EXERCISE:
Gather all lines from the material that contain "Basic".

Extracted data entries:
= = = =
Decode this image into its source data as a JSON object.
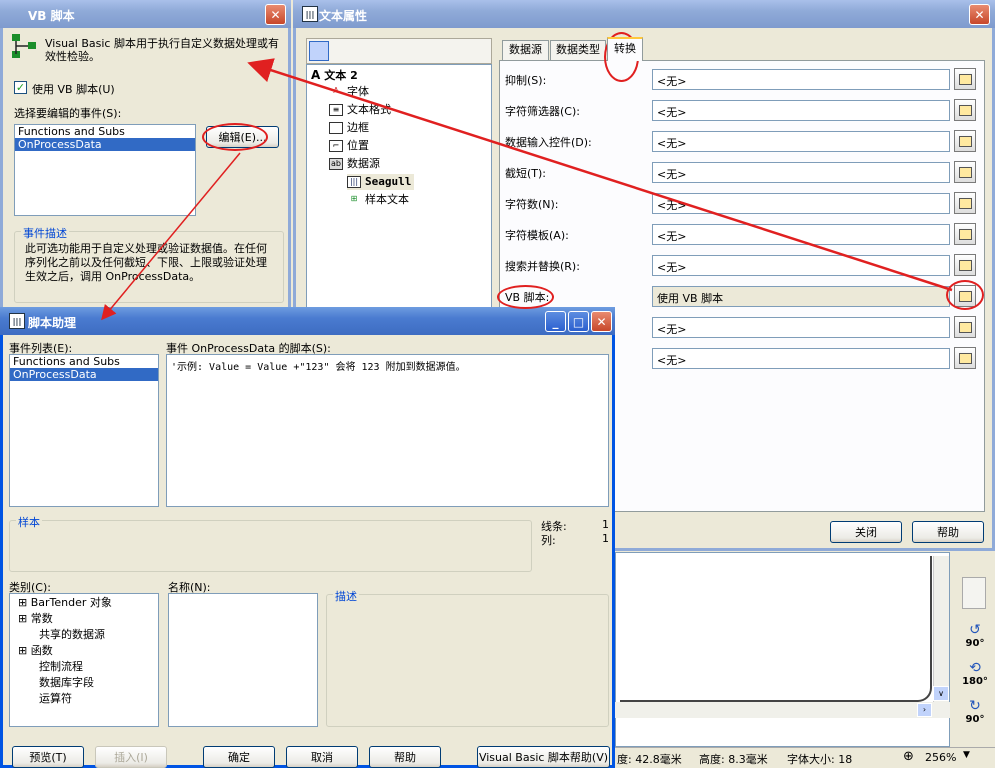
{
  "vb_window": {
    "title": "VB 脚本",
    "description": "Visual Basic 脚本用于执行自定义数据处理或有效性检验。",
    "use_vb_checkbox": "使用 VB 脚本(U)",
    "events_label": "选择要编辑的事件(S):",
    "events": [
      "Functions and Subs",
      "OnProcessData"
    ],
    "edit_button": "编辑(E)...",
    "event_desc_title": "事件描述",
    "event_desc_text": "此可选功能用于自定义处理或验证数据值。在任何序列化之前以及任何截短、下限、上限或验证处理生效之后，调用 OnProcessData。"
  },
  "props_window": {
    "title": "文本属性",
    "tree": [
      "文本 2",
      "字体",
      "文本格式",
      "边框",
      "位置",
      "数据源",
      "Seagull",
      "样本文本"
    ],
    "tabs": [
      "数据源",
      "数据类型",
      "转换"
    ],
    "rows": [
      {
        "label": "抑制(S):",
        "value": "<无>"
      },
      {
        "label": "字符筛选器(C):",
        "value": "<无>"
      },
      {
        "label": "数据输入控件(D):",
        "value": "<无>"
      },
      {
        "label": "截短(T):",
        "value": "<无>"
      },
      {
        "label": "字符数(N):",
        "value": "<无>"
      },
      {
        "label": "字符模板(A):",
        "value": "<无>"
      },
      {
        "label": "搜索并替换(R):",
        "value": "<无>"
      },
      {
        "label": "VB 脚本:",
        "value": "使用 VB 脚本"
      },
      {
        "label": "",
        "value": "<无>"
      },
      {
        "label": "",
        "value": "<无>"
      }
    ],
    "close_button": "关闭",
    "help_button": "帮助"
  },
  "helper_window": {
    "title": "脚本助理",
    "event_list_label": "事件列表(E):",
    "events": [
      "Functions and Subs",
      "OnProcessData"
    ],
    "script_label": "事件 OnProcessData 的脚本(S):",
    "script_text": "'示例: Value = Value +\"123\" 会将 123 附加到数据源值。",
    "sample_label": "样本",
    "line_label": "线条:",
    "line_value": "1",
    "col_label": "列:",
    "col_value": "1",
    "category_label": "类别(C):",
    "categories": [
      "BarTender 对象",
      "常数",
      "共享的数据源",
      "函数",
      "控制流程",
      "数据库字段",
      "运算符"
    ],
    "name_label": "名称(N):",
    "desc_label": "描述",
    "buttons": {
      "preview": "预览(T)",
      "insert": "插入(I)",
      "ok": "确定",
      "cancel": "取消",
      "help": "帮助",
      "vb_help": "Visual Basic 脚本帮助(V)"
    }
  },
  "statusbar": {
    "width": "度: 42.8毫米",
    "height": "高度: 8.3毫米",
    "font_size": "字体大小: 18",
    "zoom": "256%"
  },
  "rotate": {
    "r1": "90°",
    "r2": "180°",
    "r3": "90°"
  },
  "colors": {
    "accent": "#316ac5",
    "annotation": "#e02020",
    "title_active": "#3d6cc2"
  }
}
= = = =
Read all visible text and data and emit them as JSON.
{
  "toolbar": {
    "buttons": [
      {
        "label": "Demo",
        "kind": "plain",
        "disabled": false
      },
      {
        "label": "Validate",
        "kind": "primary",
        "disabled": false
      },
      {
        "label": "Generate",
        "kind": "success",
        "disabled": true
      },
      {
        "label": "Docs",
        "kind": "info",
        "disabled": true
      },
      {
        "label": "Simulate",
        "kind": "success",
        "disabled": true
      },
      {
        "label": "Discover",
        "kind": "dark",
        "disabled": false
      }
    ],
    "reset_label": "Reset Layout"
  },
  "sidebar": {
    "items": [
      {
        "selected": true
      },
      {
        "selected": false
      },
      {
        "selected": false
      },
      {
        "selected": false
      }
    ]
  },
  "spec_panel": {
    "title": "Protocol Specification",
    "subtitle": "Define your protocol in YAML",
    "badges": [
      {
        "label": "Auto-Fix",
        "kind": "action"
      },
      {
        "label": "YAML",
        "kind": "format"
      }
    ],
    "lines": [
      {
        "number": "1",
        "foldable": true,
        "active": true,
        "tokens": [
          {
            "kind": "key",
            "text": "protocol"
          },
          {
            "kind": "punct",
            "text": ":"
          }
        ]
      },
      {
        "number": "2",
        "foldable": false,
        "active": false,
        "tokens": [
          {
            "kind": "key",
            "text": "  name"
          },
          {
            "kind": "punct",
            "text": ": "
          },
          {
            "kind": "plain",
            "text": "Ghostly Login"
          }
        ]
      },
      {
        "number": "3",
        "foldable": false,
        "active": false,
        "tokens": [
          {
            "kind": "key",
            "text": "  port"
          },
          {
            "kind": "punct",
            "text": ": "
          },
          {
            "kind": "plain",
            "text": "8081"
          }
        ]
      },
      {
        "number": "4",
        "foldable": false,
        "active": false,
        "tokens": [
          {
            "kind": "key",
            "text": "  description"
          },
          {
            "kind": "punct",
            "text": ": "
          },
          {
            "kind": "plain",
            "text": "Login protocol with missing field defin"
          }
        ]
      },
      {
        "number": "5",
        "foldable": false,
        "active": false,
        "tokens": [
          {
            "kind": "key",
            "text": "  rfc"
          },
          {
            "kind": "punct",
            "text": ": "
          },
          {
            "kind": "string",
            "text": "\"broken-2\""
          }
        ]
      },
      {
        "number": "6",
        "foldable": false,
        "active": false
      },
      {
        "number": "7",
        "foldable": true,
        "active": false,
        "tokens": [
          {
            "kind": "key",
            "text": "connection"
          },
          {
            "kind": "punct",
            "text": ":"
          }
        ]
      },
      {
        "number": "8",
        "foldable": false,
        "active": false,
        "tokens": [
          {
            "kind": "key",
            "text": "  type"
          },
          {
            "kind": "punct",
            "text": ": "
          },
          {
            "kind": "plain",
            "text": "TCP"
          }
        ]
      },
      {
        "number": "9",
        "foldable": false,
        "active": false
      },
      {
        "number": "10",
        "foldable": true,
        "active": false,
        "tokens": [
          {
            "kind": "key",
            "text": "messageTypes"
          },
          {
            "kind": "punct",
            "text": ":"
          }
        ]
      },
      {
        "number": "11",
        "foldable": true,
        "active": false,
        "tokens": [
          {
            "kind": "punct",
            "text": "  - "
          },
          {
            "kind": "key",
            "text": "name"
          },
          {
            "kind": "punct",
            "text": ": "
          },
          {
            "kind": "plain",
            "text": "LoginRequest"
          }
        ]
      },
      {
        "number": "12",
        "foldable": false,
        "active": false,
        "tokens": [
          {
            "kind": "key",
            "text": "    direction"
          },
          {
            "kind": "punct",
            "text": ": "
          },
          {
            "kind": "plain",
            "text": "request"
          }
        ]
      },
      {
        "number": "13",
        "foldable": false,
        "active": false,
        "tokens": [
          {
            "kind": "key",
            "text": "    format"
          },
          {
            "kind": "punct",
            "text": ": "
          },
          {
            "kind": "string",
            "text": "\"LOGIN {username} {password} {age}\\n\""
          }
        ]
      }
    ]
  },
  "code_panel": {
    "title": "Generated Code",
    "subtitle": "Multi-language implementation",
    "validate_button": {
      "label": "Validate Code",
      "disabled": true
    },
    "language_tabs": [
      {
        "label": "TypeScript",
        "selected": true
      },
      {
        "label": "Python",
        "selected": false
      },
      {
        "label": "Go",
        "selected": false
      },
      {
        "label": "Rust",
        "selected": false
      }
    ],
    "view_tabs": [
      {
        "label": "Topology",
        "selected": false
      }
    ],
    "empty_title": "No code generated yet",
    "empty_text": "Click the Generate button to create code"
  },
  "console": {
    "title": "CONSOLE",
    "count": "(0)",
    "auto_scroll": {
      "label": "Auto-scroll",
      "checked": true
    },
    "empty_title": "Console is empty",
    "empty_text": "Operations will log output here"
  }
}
= = = =
WRITTEN REPLY:
    "description": "Visual Basic 脚本用于执行自定义数据处理或有效性检验。",
      "vb_help": "Visual Basic 脚本帮助(V)"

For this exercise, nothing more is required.